→ Work required
Retype the listing that follows, exactly as written.
** START OF Available records **
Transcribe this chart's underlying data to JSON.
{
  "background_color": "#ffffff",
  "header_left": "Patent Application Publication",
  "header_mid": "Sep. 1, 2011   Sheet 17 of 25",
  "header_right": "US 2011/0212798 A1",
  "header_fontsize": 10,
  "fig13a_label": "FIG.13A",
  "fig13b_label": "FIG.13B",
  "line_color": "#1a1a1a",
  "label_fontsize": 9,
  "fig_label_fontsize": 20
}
** END OF Available records **
→ Response to this exercise
Transcribe this chart's underlying data to JSON.
{
  "background_color": "#ffffff",
  "header_left": "Patent Application Publication",
  "header_mid": "Sep. 1, 2011   Sheet 17 of 25",
  "header_right": "US 2011/0212798 A1",
  "header_fontsize": 10,
  "fig13a_label": "FIG.13A",
  "fig13b_label": "FIG.13B",
  "line_color": "#1a1a1a",
  "label_fontsize": 9,
  "fig_label_fontsize": 20
}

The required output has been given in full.